### TASK BRIEF
Search the data for the word "population". Reproduce every line where it is found.

### DATA FOR THE TASK
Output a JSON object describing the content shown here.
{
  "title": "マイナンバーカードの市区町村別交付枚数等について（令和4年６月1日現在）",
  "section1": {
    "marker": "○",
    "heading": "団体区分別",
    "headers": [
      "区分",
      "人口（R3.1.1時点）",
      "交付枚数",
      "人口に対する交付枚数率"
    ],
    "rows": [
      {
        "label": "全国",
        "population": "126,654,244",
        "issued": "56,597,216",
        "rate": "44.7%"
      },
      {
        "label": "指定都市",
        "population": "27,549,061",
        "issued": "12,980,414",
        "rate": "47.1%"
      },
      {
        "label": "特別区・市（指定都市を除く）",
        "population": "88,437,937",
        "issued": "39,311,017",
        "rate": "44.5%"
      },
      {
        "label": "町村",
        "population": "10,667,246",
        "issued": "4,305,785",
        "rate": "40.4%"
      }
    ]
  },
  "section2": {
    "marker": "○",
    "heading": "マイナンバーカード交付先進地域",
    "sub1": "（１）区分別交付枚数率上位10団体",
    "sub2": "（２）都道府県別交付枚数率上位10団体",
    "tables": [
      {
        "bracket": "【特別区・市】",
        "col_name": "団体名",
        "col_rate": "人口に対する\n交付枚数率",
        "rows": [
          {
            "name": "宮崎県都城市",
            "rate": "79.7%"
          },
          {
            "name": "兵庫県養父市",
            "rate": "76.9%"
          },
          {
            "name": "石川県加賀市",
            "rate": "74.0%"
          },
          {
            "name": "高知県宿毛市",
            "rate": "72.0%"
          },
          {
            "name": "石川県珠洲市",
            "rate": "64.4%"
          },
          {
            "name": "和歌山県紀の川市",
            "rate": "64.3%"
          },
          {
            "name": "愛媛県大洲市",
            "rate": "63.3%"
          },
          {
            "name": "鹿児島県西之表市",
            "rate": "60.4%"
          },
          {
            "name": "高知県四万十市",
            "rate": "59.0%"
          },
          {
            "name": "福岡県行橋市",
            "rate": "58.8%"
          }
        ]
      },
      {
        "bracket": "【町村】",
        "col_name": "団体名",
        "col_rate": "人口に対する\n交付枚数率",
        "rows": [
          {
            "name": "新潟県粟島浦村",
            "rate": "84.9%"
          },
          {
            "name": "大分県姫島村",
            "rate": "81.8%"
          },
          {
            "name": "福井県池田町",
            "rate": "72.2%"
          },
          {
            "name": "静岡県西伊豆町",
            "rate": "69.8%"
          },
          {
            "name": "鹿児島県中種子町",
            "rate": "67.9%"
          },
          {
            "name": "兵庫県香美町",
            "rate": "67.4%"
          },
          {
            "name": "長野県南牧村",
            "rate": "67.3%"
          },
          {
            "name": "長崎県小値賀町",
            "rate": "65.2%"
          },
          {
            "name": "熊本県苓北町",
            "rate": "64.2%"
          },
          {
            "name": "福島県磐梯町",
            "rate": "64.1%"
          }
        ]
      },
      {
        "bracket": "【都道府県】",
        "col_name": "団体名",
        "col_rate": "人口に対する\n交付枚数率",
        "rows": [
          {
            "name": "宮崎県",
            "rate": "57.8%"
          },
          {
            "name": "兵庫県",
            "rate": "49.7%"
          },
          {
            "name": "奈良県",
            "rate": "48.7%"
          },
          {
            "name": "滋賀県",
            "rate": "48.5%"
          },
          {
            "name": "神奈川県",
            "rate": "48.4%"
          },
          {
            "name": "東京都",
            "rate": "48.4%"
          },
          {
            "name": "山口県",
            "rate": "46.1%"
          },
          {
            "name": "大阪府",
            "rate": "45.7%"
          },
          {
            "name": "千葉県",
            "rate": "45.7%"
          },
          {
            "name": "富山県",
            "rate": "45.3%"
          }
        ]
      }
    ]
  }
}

### RESULT FOR THIS TASK
        "population": "126,654,244",
        "population": "27,549,061",
        "population": "88,437,937",
        "population": "10,667,246",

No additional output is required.